THE PROBLEM — Restate the records that follow word for word; no pictures should appear.

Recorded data

★ ★ ★ ★

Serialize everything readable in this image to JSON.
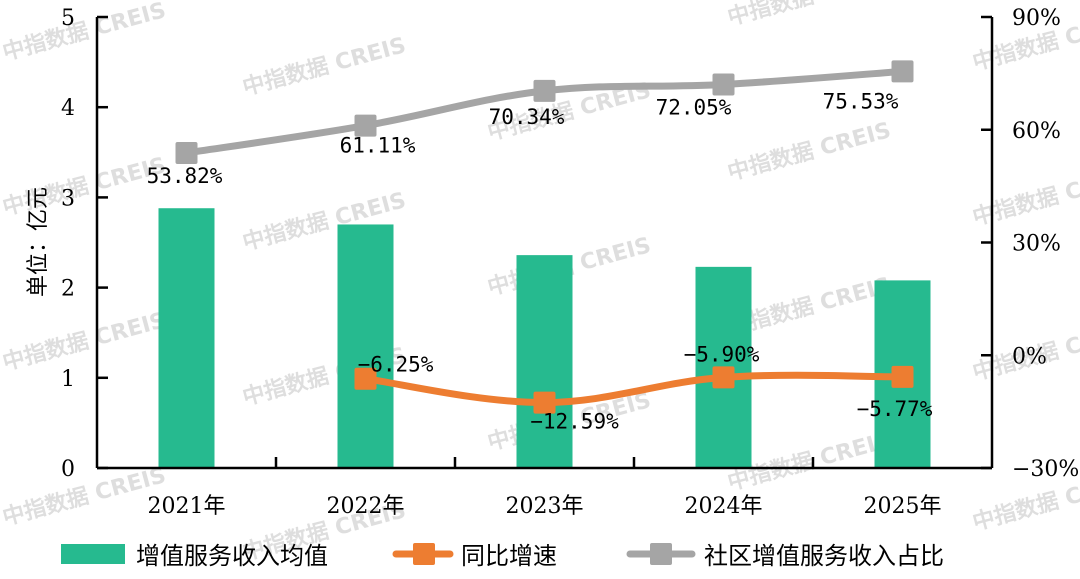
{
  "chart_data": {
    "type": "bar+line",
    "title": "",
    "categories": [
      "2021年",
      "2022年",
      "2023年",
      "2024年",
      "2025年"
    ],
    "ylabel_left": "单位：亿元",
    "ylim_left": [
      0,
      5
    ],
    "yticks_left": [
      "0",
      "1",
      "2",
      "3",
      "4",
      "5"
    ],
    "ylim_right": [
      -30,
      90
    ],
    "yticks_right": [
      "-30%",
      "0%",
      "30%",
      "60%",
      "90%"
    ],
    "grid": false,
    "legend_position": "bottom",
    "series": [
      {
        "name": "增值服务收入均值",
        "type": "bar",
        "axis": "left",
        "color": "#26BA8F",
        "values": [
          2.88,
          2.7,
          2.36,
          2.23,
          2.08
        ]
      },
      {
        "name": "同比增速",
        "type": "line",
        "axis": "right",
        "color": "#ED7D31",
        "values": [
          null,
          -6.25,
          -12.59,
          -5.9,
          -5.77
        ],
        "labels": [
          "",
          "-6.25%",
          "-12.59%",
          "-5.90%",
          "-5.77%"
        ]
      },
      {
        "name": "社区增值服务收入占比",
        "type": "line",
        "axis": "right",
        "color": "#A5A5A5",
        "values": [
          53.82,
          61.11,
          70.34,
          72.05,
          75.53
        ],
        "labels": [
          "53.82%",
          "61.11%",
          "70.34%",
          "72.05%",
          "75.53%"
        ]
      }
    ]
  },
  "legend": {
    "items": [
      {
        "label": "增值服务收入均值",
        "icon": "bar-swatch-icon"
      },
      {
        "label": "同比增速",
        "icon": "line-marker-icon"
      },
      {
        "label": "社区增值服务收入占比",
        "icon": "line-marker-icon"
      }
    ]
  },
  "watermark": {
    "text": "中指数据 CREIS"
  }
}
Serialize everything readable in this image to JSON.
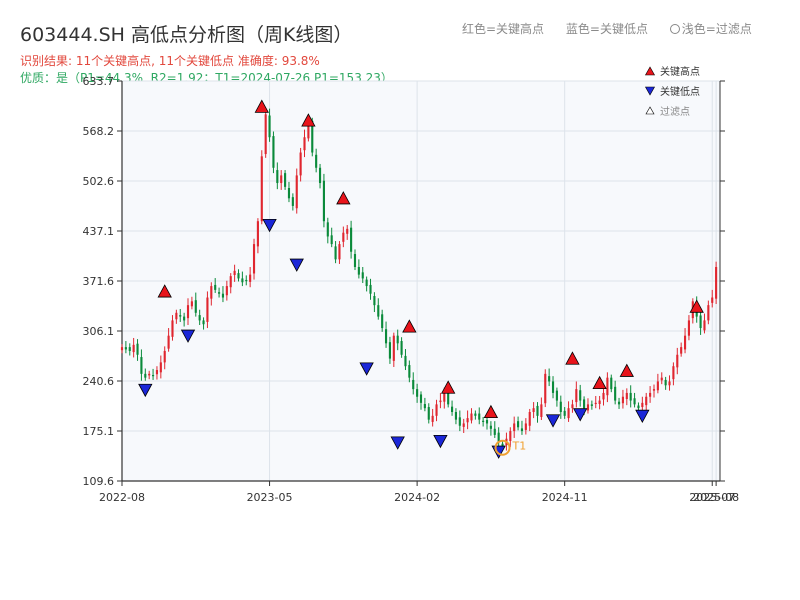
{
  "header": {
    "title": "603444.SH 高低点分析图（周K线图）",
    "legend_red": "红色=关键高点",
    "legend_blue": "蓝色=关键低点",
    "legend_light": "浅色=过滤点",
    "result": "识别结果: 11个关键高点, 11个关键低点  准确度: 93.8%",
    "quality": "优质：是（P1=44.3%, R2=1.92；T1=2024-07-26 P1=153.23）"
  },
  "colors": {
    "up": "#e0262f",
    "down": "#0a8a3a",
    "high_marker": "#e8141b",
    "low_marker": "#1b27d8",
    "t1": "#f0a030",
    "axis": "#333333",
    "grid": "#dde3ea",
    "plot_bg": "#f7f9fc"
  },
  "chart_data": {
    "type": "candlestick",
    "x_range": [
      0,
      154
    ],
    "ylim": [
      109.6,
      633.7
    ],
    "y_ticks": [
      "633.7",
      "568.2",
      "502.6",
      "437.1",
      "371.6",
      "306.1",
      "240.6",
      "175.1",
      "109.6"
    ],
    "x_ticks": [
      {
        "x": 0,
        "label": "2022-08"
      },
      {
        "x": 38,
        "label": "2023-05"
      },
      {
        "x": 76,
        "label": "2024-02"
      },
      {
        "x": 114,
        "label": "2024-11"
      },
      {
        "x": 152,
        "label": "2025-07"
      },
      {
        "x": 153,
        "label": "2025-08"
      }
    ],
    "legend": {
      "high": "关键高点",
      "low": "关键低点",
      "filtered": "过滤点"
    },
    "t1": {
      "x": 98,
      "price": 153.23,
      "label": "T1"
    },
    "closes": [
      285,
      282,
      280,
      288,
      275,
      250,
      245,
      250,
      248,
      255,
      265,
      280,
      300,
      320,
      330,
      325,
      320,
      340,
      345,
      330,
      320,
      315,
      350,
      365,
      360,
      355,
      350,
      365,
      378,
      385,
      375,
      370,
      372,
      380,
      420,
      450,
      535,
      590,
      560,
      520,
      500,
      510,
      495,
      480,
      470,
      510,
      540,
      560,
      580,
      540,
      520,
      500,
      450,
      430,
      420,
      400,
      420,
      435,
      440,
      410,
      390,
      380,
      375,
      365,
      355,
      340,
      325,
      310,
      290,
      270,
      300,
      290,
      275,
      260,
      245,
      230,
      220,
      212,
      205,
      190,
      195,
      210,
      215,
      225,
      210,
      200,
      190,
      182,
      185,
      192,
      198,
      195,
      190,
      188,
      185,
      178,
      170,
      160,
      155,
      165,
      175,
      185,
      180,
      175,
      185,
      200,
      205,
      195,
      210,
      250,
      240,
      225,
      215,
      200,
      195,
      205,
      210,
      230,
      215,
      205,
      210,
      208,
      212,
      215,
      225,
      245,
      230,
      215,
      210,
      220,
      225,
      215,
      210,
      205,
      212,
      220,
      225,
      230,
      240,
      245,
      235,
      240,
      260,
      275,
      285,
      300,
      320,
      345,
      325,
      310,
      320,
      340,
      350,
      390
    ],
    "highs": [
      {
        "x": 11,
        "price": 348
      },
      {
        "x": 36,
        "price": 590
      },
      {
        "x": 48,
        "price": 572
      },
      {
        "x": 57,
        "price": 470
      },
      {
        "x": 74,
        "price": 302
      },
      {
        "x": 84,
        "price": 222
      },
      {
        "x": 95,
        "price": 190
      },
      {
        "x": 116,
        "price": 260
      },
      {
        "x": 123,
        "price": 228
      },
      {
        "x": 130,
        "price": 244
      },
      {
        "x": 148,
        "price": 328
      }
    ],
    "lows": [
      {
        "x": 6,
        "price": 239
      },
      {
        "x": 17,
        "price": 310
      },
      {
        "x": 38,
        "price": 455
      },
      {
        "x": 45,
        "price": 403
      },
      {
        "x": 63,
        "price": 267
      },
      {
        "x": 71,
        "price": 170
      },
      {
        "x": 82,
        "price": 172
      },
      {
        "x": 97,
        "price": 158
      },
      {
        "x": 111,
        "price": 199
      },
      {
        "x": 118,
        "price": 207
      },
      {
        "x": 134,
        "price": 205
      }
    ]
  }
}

★ ★ ★ ★

CORRECT RESPONSE —
Serialize everything readable in this image to JSON.
{
  "chart_data": {
    "type": "bar+line",
    "title": "",
    "categories": [
      "2021年",
      "2022年",
      "2023年",
      "2024年",
      "2025年"
    ],
    "ylabel_left": "单位：亿元",
    "ylim_left": [
      0,
      5
    ],
    "yticks_left": [
      "0",
      "1",
      "2",
      "3",
      "4",
      "5"
    ],
    "ylim_right": [
      -30,
      90
    ],
    "yticks_right": [
      "-30%",
      "0%",
      "30%",
      "60%",
      "90%"
    ],
    "grid": false,
    "legend_position": "bottom",
    "series": [
      {
        "name": "增值服务收入均值",
        "type": "bar",
        "axis": "left",
        "color": "#26BA8F",
        "values": [
          2.88,
          2.7,
          2.36,
          2.23,
          2.08
        ]
      },
      {
        "name": "同比增速",
        "type": "line",
        "axis": "right",
        "color": "#ED7D31",
        "values": [
          null,
          -6.25,
          -12.59,
          -5.9,
          -5.77
        ],
        "labels": [
          "",
          "-6.25%",
          "-12.59%",
          "-5.90%",
          "-5.77%"
        ]
      },
      {
        "name": "社区增值服务收入占比",
        "type": "line",
        "axis": "right",
        "color": "#A5A5A5",
        "values": [
          53.82,
          61.11,
          70.34,
          72.05,
          75.53
        ],
        "labels": [
          "53.82%",
          "61.11%",
          "70.34%",
          "72.05%",
          "75.53%"
        ]
      }
    ]
  },
  "legend": {
    "items": [
      {
        "label": "增值服务收入均值",
        "icon": "bar-swatch-icon"
      },
      {
        "label": "同比增速",
        "icon": "line-marker-icon"
      },
      {
        "label": "社区增值服务收入占比",
        "icon": "line-marker-icon"
      }
    ]
  },
  "watermark": {
    "text": "中指数据 CREIS"
  }
}
Serialize everything readable in this image to JSON.
{
  "header": {
    "title": "603444.SH 高低点分析图（周K线图）",
    "legend_red": "红色=关键高点",
    "legend_blue": "蓝色=关键低点",
    "legend_light": "浅色=过滤点",
    "result": "识别结果: 11个关键高点, 11个关键低点  准确度: 93.8%",
    "quality": "优质：是（P1=44.3%, R2=1.92；T1=2024-07-26 P1=153.23）"
  },
  "colors": {
    "up": "#e0262f",
    "down": "#0a8a3a",
    "high_marker": "#e8141b",
    "low_marker": "#1b27d8",
    "t1": "#f0a030",
    "axis": "#333333",
    "grid": "#dde3ea",
    "plot_bg": "#f7f9fc"
  },
  "chart_data": {
    "type": "candlestick",
    "x_range": [
      0,
      154
    ],
    "ylim": [
      109.6,
      633.7
    ],
    "y_ticks": [
      "633.7",
      "568.2",
      "502.6",
      "437.1",
      "371.6",
      "306.1",
      "240.6",
      "175.1",
      "109.6"
    ],
    "x_ticks": [
      {
        "x": 0,
        "label": "2022-08"
      },
      {
        "x": 38,
        "label": "2023-05"
      },
      {
        "x": 76,
        "label": "2024-02"
      },
      {
        "x": 114,
        "label": "2024-11"
      },
      {
        "x": 152,
        "label": "2025-07"
      },
      {
        "x": 153,
        "label": "2025-08"
      }
    ],
    "legend": {
      "high": "关键高点",
      "low": "关键低点",
      "filtered": "过滤点"
    },
    "t1": {
      "x": 98,
      "price": 153.23,
      "label": "T1"
    },
    "closes": [
      285,
      282,
      280,
      288,
      275,
      250,
      245,
      250,
      248,
      255,
      265,
      280,
      300,
      320,
      330,
      325,
      320,
      340,
      345,
      330,
      320,
      315,
      350,
      365,
      360,
      355,
      350,
      365,
      378,
      385,
      375,
      370,
      372,
      380,
      420,
      450,
      535,
      590,
      560,
      520,
      500,
      510,
      495,
      480,
      470,
      510,
      540,
      560,
      580,
      540,
      520,
      500,
      450,
      430,
      420,
      400,
      420,
      435,
      440,
      410,
      390,
      380,
      375,
      365,
      355,
      340,
      325,
      310,
      290,
      270,
      300,
      290,
      275,
      260,
      245,
      230,
      220,
      212,
      205,
      190,
      195,
      210,
      215,
      225,
      210,
      200,
      190,
      182,
      185,
      192,
      198,
      195,
      190,
      188,
      185,
      178,
      170,
      160,
      155,
      165,
      175,
      185,
      180,
      175,
      185,
      200,
      205,
      195,
      210,
      250,
      240,
      225,
      215,
      200,
      195,
      205,
      210,
      230,
      215,
      205,
      210,
      208,
      212,
      215,
      225,
      245,
      230,
      215,
      210,
      220,
      225,
      215,
      210,
      205,
      212,
      220,
      225,
      230,
      240,
      245,
      235,
      240,
      260,
      275,
      285,
      300,
      320,
      345,
      325,
      310,
      320,
      340,
      350,
      390
    ],
    "highs": [
      {
        "x": 11,
        "price": 348
      },
      {
        "x": 36,
        "price": 590
      },
      {
        "x": 48,
        "price": 572
      },
      {
        "x": 57,
        "price": 470
      },
      {
        "x": 74,
        "price": 302
      },
      {
        "x": 84,
        "price": 222
      },
      {
        "x": 95,
        "price": 190
      },
      {
        "x": 116,
        "price": 260
      },
      {
        "x": 123,
        "price": 228
      },
      {
        "x": 130,
        "price": 244
      },
      {
        "x": 148,
        "price": 328
      }
    ],
    "lows": [
      {
        "x": 6,
        "price": 239
      },
      {
        "x": 17,
        "price": 310
      },
      {
        "x": 38,
        "price": 455
      },
      {
        "x": 45,
        "price": 403
      },
      {
        "x": 63,
        "price": 267
      },
      {
        "x": 71,
        "price": 170
      },
      {
        "x": 82,
        "price": 172
      },
      {
        "x": 97,
        "price": 158
      },
      {
        "x": 111,
        "price": 199
      },
      {
        "x": 118,
        "price": 207
      },
      {
        "x": 134,
        "price": 205
      }
    ]
  }
}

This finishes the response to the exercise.